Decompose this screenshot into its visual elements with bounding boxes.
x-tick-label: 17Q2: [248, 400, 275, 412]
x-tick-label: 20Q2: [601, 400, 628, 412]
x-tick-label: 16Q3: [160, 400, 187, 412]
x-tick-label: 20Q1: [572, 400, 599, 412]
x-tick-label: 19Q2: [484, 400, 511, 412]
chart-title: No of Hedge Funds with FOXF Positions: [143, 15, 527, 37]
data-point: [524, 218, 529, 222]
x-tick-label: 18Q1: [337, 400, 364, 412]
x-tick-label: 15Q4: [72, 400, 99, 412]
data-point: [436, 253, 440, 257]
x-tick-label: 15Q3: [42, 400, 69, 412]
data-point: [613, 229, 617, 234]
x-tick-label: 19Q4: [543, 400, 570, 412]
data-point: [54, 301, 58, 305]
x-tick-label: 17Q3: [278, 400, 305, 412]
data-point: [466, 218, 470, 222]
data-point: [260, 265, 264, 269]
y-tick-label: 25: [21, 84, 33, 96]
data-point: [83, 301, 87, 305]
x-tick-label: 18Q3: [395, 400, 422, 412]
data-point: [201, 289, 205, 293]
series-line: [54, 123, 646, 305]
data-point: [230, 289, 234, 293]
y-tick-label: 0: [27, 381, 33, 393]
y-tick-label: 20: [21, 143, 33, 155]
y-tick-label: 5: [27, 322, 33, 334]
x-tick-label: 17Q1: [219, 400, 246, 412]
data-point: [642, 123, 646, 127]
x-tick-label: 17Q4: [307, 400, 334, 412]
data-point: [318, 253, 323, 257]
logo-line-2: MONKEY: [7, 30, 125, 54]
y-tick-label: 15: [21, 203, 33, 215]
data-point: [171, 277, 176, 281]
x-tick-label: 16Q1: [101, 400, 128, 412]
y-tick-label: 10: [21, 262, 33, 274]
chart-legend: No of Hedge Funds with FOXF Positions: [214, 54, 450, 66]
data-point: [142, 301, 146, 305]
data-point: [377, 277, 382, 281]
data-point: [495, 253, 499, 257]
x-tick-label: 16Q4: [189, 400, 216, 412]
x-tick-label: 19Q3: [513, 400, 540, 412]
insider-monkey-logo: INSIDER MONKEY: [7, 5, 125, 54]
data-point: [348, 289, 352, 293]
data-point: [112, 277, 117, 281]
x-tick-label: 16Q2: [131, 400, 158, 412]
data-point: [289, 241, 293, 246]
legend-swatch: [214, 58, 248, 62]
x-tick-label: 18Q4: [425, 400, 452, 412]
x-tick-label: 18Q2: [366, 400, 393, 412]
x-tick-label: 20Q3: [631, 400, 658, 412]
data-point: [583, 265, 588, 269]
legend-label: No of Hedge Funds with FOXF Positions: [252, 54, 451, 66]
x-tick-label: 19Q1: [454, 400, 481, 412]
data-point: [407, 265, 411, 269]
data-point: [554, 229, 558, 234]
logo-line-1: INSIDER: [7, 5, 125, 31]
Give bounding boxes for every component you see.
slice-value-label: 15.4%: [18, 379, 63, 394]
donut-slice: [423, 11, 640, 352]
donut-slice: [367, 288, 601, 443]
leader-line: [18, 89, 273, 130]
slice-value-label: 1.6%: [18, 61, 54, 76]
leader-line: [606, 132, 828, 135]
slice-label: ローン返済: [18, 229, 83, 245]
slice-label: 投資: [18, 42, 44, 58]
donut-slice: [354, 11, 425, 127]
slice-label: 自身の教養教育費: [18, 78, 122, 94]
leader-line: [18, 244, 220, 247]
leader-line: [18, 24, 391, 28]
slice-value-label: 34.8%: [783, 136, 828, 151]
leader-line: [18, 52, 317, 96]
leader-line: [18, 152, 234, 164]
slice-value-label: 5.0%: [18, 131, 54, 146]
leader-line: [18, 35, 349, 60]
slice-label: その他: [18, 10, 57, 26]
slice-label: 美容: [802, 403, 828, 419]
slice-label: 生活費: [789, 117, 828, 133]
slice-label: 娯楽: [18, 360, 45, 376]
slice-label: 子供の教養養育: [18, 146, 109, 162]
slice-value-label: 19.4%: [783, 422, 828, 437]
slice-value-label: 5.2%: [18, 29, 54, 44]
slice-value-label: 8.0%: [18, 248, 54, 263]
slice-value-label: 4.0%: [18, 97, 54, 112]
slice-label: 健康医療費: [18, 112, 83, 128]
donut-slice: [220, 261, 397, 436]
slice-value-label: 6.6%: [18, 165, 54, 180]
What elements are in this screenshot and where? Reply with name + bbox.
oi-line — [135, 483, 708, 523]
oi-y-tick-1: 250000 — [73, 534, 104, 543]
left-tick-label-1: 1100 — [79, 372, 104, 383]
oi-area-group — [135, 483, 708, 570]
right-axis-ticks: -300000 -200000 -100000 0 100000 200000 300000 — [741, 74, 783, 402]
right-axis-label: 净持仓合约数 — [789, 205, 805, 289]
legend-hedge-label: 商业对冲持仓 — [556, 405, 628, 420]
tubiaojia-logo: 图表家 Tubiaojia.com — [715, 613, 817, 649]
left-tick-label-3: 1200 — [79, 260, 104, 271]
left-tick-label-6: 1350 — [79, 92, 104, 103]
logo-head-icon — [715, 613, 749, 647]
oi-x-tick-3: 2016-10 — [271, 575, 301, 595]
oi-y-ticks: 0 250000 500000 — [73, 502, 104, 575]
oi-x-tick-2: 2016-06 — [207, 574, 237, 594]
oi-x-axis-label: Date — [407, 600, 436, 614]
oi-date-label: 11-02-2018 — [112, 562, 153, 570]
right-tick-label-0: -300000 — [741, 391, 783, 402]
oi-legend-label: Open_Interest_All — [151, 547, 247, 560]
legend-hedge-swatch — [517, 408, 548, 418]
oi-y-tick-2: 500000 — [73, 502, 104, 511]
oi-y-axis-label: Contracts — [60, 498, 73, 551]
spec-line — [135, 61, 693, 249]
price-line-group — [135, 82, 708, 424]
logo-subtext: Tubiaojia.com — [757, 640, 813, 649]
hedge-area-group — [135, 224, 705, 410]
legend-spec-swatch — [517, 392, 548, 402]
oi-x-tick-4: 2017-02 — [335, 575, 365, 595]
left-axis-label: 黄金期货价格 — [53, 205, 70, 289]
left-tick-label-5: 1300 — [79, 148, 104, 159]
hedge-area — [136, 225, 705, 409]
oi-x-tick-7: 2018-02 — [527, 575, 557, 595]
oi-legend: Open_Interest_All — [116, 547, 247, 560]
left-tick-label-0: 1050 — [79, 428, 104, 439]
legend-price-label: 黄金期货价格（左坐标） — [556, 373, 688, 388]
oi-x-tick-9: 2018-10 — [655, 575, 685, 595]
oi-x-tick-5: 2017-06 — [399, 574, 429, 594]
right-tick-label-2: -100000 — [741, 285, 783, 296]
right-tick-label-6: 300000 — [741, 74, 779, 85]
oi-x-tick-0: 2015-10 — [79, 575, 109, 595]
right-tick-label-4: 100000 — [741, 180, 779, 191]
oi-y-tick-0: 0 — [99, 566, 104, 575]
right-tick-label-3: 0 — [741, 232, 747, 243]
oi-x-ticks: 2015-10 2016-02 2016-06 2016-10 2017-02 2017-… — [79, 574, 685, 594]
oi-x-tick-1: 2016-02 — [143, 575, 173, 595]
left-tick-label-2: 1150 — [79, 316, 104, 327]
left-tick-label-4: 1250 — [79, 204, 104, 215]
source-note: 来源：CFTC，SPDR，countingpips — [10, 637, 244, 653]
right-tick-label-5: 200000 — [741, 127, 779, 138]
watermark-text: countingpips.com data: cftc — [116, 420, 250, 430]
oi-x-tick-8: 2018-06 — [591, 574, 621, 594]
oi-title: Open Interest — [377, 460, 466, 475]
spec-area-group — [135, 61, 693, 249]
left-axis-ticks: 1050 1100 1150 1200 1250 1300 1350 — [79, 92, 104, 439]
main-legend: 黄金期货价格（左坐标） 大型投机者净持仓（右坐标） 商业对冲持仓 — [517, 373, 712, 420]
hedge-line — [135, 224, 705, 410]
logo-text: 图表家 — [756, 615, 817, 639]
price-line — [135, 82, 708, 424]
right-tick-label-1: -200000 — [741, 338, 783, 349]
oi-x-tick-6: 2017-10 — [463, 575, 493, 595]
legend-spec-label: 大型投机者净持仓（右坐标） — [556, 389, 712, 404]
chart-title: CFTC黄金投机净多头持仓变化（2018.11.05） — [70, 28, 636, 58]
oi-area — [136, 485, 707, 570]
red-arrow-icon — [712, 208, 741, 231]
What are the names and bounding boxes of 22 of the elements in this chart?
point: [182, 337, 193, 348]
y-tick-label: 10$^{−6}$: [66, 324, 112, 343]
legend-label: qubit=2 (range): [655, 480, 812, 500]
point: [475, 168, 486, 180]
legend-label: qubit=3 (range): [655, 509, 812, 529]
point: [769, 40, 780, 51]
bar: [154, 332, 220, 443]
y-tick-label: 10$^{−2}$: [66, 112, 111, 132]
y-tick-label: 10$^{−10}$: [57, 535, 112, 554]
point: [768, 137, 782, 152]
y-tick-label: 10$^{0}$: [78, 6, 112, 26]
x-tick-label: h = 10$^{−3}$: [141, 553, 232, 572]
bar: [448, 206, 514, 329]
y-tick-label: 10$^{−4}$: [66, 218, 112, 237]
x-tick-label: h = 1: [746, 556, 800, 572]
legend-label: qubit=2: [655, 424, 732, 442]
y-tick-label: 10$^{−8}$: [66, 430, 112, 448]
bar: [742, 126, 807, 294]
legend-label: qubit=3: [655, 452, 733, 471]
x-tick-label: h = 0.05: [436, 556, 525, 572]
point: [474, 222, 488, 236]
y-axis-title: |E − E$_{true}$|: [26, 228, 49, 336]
____
▶ [Requirement] Repeat the listing word for word, starting at its first line and ending at the line that contains "x-tick-label: 15Q4: [72, 400, 99, 412]", both lines included.

▶ [Output of the exercise]
Decompose this screenshot into its visual elements with bounding boxes.
x-tick-label: 17Q2: [248, 400, 275, 412]
x-tick-label: 20Q2: [601, 400, 628, 412]
x-tick-label: 16Q3: [160, 400, 187, 412]
x-tick-label: 20Q1: [572, 400, 599, 412]
x-tick-label: 19Q2: [484, 400, 511, 412]
chart-title: No of Hedge Funds with FOXF Positions: [143, 15, 527, 37]
data-point: [524, 218, 529, 222]
x-tick-label: 18Q1: [337, 400, 364, 412]
x-tick-label: 15Q4: [72, 400, 99, 412]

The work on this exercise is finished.